Figure content listings:
☆ ☆ ☆
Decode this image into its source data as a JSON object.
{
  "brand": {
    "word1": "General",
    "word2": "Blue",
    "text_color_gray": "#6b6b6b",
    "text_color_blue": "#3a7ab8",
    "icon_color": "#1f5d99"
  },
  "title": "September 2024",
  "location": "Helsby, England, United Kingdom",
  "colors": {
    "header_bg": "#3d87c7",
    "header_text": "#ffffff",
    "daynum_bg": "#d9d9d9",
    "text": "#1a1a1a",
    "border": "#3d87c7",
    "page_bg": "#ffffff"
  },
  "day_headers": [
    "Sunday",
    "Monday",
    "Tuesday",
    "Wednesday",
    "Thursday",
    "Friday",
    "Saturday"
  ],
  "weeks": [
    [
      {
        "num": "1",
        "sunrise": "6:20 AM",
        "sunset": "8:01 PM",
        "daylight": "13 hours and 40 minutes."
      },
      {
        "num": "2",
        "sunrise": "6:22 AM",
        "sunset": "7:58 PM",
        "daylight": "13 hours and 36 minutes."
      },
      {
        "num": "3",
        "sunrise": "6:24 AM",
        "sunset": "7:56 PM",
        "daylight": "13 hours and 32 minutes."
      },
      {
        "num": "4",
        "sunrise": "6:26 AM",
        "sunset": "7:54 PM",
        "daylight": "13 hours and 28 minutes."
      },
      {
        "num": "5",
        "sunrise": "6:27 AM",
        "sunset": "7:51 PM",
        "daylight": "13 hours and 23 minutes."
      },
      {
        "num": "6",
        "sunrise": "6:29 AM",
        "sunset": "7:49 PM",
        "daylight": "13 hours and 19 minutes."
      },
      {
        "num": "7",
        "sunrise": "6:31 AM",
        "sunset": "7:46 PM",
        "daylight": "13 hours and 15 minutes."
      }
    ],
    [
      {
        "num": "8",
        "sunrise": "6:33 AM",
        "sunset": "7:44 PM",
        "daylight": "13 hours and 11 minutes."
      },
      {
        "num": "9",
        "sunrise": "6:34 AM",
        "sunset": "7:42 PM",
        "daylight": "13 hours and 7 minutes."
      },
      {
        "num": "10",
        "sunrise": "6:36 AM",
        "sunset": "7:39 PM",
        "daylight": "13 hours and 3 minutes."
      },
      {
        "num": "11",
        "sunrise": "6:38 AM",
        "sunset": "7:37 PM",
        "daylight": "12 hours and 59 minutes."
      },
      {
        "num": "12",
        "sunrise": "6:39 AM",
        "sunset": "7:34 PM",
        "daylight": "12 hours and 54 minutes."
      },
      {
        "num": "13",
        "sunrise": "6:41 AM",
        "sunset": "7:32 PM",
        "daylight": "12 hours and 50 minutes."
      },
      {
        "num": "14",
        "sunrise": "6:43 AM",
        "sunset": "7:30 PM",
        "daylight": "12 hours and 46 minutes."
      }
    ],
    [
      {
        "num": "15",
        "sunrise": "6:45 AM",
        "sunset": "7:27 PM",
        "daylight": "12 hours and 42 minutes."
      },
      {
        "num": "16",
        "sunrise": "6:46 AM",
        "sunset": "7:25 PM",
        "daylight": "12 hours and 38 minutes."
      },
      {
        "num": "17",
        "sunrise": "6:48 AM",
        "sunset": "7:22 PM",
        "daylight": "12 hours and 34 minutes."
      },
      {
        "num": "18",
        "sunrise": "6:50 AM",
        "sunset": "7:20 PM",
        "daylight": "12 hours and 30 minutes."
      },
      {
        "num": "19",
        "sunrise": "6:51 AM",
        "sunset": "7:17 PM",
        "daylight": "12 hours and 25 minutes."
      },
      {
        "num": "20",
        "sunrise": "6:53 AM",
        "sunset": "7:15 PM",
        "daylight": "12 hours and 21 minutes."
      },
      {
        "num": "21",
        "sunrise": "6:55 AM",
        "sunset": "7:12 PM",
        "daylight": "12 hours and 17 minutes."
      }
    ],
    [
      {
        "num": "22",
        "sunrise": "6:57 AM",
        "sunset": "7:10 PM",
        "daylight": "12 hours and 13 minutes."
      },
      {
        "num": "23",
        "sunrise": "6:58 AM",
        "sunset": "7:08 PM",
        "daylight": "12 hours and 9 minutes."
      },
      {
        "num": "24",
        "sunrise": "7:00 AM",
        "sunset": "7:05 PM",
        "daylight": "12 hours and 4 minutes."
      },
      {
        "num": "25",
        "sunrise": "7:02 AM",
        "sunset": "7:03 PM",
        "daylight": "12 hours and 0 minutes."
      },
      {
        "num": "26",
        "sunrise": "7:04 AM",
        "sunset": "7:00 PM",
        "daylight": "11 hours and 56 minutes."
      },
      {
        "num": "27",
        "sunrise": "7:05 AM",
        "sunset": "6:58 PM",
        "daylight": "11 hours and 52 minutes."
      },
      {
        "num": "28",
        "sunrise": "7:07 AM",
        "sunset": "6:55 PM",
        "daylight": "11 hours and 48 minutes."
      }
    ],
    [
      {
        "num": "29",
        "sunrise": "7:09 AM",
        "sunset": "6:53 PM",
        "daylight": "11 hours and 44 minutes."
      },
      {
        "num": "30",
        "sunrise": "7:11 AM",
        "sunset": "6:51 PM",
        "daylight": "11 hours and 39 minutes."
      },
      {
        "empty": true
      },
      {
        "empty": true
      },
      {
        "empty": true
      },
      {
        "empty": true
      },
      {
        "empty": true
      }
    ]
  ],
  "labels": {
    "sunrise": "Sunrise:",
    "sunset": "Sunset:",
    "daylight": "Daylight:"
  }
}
☆ ☆ ☆
Work instructions:
Copy every line exactly. Leave nothing out.

Full answer:
Decode this image into its source data as a JSON object.
{
  "brand": {
    "word1": "General",
    "word2": "Blue",
    "text_color_gray": "#6b6b6b",
    "text_color_blue": "#3a7ab8",
    "icon_color": "#1f5d99"
  },
  "title": "September 2024",
  "location": "Helsby, England, United Kingdom",
  "colors": {
    "header_bg": "#3d87c7",
    "header_text": "#ffffff",
    "daynum_bg": "#d9d9d9",
    "text": "#1a1a1a",
    "border": "#3d87c7",
    "page_bg": "#ffffff"
  },
  "day_headers": [
    "Sunday",
    "Monday",
    "Tuesday",
    "Wednesday",
    "Thursday",
    "Friday",
    "Saturday"
  ],
  "weeks": [
    [
      {
        "num": "1",
        "sunrise": "6:20 AM",
        "sunset": "8:01 PM",
        "daylight": "13 hours and 40 minutes."
      },
      {
        "num": "2",
        "sunrise": "6:22 AM",
        "sunset": "7:58 PM",
        "daylight": "13 hours and 36 minutes."
      },
      {
        "num": "3",
        "sunrise": "6:24 AM",
        "sunset": "7:56 PM",
        "daylight": "13 hours and 32 minutes."
      },
      {
        "num": "4",
        "sunrise": "6:26 AM",
        "sunset": "7:54 PM",
        "daylight": "13 hours and 28 minutes."
      },
      {
        "num": "5",
        "sunrise": "6:27 AM",
        "sunset": "7:51 PM",
        "daylight": "13 hours and 23 minutes."
      },
      {
        "num": "6",
        "sunrise": "6:29 AM",
        "sunset": "7:49 PM",
        "daylight": "13 hours and 19 minutes."
      },
      {
        "num": "7",
        "sunrise": "6:31 AM",
        "sunset": "7:46 PM",
        "daylight": "13 hours and 15 minutes."
      }
    ],
    [
      {
        "num": "8",
        "sunrise": "6:33 AM",
        "sunset": "7:44 PM",
        "daylight": "13 hours and 11 minutes."
      },
      {
        "num": "9",
        "sunrise": "6:34 AM",
        "sunset": "7:42 PM",
        "daylight": "13 hours and 7 minutes."
      },
      {
        "num": "10",
        "sunrise": "6:36 AM",
        "sunset": "7:39 PM",
        "daylight": "13 hours and 3 minutes."
      },
      {
        "num": "11",
        "sunrise": "6:38 AM",
        "sunset": "7:37 PM",
        "daylight": "12 hours and 59 minutes."
      },
      {
        "num": "12",
        "sunrise": "6:39 AM",
        "sunset": "7:34 PM",
        "daylight": "12 hours and 54 minutes."
      },
      {
        "num": "13",
        "sunrise": "6:41 AM",
        "sunset": "7:32 PM",
        "daylight": "12 hours and 50 minutes."
      },
      {
        "num": "14",
        "sunrise": "6:43 AM",
        "sunset": "7:30 PM",
        "daylight": "12 hours and 46 minutes."
      }
    ],
    [
      {
        "num": "15",
        "sunrise": "6:45 AM",
        "sunset": "7:27 PM",
        "daylight": "12 hours and 42 minutes."
      },
      {
        "num": "16",
        "sunrise": "6:46 AM",
        "sunset": "7:25 PM",
        "daylight": "12 hours and 38 minutes."
      },
      {
        "num": "17",
        "sunrise": "6:48 AM",
        "sunset": "7:22 PM",
        "daylight": "12 hours and 34 minutes."
      },
      {
        "num": "18",
        "sunrise": "6:50 AM",
        "sunset": "7:20 PM",
        "daylight": "12 hours and 30 minutes."
      },
      {
        "num": "19",
        "sunrise": "6:51 AM",
        "sunset": "7:17 PM",
        "daylight": "12 hours and 25 minutes."
      },
      {
        "num": "20",
        "sunrise": "6:53 AM",
        "sunset": "7:15 PM",
        "daylight": "12 hours and 21 minutes."
      },
      {
        "num": "21",
        "sunrise": "6:55 AM",
        "sunset": "7:12 PM",
        "daylight": "12 hours and 17 minutes."
      }
    ],
    [
      {
        "num": "22",
        "sunrise": "6:57 AM",
        "sunset": "7:10 PM",
        "daylight": "12 hours and 13 minutes."
      },
      {
        "num": "23",
        "sunrise": "6:58 AM",
        "sunset": "7:08 PM",
        "daylight": "12 hours and 9 minutes."
      },
      {
        "num": "24",
        "sunrise": "7:00 AM",
        "sunset": "7:05 PM",
        "daylight": "12 hours and 4 minutes."
      },
      {
        "num": "25",
        "sunrise": "7:02 AM",
        "sunset": "7:03 PM",
        "daylight": "12 hours and 0 minutes."
      },
      {
        "num": "26",
        "sunrise": "7:04 AM",
        "sunset": "7:00 PM",
        "daylight": "11 hours and 56 minutes."
      },
      {
        "num": "27",
        "sunrise": "7:05 AM",
        "sunset": "6:58 PM",
        "daylight": "11 hours and 52 minutes."
      },
      {
        "num": "28",
        "sunrise": "7:07 AM",
        "sunset": "6:55 PM",
        "daylight": "11 hours and 48 minutes."
      }
    ],
    [
      {
        "num": "29",
        "sunrise": "7:09 AM",
        "sunset": "6:53 PM",
        "daylight": "11 hours and 44 minutes."
      },
      {
        "num": "30",
        "sunrise": "7:11 AM",
        "sunset": "6:51 PM",
        "daylight": "11 hours and 39 minutes."
      },
      {
        "empty": true
      },
      {
        "empty": true
      },
      {
        "empty": true
      },
      {
        "empty": true
      },
      {
        "empty": true
      }
    ]
  ],
  "labels": {
    "sunrise": "Sunrise:",
    "sunset": "Sunset:",
    "daylight": "Daylight:"
  }
}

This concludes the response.